# Exercise prompt
Extract all lines containing "value".

# Information given
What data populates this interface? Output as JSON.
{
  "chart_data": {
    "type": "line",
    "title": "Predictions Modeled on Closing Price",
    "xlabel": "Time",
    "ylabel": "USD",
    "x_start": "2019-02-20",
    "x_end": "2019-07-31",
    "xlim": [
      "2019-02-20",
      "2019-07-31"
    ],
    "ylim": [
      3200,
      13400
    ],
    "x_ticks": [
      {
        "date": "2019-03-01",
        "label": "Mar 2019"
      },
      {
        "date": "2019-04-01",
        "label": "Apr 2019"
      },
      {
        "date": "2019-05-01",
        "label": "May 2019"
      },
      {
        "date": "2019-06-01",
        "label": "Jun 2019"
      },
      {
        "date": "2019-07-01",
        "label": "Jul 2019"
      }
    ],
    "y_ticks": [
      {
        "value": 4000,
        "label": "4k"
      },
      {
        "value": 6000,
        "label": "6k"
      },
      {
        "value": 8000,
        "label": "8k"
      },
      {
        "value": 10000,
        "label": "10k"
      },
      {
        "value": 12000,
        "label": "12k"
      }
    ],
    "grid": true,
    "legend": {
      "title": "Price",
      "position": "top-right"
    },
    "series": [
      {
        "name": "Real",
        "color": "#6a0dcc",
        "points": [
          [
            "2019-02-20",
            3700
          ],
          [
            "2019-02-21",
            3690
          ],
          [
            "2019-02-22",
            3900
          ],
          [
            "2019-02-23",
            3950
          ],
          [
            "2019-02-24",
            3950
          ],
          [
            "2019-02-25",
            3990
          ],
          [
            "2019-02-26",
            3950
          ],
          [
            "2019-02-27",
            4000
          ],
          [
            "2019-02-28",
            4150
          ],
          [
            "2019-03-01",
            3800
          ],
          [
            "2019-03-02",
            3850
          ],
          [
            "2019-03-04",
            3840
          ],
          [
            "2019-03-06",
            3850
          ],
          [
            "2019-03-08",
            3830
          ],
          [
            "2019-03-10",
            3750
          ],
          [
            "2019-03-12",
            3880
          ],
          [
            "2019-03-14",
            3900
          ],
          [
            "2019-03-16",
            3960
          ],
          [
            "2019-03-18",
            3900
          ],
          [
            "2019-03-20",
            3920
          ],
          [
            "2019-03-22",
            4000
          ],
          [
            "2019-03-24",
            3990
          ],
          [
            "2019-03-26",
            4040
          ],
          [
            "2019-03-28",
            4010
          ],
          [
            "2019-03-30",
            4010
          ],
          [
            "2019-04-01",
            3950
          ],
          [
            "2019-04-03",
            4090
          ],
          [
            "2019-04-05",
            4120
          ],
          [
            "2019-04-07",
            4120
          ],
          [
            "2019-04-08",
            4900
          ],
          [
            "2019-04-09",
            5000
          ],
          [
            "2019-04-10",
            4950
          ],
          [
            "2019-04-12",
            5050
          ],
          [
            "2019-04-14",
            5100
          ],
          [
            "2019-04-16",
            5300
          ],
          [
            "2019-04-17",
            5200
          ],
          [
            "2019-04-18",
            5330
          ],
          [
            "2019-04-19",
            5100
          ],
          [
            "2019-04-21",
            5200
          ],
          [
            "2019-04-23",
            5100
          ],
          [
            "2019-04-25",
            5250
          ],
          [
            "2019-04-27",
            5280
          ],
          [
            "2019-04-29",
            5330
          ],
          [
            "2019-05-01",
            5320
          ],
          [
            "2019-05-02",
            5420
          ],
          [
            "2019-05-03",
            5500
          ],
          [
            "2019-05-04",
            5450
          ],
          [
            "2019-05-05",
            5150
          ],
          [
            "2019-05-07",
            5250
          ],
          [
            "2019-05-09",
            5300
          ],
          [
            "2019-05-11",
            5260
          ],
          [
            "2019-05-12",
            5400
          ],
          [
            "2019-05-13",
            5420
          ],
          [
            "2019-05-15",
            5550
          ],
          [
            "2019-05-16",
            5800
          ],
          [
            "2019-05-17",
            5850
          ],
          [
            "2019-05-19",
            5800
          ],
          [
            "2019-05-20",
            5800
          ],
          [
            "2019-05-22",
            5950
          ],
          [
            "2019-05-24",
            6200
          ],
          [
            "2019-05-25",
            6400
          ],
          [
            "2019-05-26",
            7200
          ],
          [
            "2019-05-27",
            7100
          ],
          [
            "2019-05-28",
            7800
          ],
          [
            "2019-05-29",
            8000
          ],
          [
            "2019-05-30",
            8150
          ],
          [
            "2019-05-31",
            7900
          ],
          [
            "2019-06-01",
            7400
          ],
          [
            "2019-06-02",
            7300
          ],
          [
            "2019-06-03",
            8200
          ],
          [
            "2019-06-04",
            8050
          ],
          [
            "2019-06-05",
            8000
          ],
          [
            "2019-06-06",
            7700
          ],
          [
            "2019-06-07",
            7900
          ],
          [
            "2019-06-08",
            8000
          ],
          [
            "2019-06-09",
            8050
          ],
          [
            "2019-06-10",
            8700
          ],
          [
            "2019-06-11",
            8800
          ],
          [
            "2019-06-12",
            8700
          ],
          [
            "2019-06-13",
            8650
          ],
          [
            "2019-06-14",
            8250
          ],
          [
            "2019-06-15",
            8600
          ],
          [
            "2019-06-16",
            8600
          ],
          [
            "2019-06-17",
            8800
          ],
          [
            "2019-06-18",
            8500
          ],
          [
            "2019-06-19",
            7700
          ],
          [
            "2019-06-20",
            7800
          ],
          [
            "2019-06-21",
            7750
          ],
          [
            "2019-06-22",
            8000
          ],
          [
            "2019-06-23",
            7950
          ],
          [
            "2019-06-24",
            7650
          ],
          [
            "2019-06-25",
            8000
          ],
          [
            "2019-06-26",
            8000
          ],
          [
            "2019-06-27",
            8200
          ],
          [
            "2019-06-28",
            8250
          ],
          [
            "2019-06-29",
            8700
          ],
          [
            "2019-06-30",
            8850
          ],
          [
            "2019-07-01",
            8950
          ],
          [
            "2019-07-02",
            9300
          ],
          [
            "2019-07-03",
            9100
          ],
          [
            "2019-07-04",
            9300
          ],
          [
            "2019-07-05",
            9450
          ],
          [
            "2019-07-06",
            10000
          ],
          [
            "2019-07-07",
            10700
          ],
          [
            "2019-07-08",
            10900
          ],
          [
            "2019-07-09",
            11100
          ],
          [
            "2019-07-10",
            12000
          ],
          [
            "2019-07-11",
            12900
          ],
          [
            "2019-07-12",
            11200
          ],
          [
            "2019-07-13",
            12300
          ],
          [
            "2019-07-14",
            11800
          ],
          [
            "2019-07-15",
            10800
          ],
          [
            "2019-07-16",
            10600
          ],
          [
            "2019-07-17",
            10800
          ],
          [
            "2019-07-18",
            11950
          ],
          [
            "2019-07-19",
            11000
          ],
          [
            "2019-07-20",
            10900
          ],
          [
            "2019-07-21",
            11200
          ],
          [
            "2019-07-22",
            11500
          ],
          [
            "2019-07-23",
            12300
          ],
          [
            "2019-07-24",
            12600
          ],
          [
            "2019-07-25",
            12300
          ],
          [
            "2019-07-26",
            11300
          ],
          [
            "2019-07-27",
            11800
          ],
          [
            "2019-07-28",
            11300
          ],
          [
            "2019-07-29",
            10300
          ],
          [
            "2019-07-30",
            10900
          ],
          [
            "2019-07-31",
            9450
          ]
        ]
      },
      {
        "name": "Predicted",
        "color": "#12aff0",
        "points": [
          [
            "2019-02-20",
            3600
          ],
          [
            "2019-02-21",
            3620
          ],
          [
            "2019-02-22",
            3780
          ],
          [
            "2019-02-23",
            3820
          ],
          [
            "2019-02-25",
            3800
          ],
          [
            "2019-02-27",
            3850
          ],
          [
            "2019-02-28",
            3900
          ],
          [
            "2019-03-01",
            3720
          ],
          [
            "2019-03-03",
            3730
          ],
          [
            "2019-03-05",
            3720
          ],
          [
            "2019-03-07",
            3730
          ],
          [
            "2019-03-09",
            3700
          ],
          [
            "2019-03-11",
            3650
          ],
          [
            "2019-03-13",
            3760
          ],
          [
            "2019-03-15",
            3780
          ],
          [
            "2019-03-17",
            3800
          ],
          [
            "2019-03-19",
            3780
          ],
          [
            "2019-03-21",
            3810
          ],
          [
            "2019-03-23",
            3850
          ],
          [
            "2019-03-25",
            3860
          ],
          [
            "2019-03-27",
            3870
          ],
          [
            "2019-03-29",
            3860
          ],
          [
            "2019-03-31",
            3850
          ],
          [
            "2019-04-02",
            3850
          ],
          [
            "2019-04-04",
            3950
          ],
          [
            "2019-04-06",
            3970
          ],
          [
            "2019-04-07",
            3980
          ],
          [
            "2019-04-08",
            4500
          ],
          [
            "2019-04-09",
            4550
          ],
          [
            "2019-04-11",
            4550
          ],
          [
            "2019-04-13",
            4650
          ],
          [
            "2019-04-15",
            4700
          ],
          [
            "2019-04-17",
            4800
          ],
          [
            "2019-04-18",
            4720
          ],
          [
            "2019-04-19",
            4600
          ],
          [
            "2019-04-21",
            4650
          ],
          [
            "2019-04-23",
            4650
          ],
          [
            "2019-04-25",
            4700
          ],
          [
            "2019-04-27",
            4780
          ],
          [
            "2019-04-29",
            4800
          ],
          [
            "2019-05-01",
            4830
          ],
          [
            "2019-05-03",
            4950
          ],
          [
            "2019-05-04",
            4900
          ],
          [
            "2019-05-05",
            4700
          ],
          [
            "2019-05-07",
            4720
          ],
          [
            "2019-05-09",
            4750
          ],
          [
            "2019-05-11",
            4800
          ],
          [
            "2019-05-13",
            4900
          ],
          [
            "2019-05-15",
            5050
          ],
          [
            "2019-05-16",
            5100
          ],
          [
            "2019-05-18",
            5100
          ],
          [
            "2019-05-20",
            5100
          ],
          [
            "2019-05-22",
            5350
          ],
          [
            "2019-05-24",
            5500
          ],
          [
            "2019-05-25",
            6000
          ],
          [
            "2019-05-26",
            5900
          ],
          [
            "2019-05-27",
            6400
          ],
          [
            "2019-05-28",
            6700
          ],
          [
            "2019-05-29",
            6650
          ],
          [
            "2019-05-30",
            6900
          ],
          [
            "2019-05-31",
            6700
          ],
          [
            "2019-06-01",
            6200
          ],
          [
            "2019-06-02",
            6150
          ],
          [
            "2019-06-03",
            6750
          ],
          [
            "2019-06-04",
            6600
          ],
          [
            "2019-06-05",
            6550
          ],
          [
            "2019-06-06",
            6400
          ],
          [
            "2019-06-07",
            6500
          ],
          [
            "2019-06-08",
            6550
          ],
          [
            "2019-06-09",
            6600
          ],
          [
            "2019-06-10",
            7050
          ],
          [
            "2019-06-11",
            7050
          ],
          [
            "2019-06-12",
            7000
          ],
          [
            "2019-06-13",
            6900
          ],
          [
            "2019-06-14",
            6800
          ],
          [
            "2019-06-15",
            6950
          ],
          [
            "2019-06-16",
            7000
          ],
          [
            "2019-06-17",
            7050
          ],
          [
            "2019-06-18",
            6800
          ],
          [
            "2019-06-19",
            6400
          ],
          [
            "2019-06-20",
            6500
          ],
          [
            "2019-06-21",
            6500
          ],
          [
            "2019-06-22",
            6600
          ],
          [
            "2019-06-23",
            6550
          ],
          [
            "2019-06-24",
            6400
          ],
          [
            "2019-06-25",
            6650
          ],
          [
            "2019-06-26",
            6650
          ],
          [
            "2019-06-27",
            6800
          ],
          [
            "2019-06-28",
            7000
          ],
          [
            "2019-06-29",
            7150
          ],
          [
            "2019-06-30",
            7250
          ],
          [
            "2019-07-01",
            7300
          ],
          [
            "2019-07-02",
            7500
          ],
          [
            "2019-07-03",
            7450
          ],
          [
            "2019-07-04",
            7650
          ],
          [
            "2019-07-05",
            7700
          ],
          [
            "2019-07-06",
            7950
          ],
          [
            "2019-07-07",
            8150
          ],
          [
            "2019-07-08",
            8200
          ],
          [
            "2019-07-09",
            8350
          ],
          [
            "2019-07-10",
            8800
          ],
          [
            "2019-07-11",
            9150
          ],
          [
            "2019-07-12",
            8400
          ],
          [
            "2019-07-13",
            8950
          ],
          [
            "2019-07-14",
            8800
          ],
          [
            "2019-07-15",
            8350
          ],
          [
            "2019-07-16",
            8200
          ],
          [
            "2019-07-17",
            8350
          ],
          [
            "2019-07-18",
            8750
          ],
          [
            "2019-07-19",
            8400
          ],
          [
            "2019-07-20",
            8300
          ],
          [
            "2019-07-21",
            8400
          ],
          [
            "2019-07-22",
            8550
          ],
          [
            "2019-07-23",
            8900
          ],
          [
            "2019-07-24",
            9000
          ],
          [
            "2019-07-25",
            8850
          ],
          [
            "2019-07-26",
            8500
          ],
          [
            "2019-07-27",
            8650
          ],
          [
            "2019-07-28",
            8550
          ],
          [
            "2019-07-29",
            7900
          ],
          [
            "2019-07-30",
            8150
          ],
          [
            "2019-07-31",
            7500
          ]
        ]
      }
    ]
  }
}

# Final result
        "value": 4000,
        "value": 6000,
        "value": 8000,
        "value": 10000,
        "value": 12000,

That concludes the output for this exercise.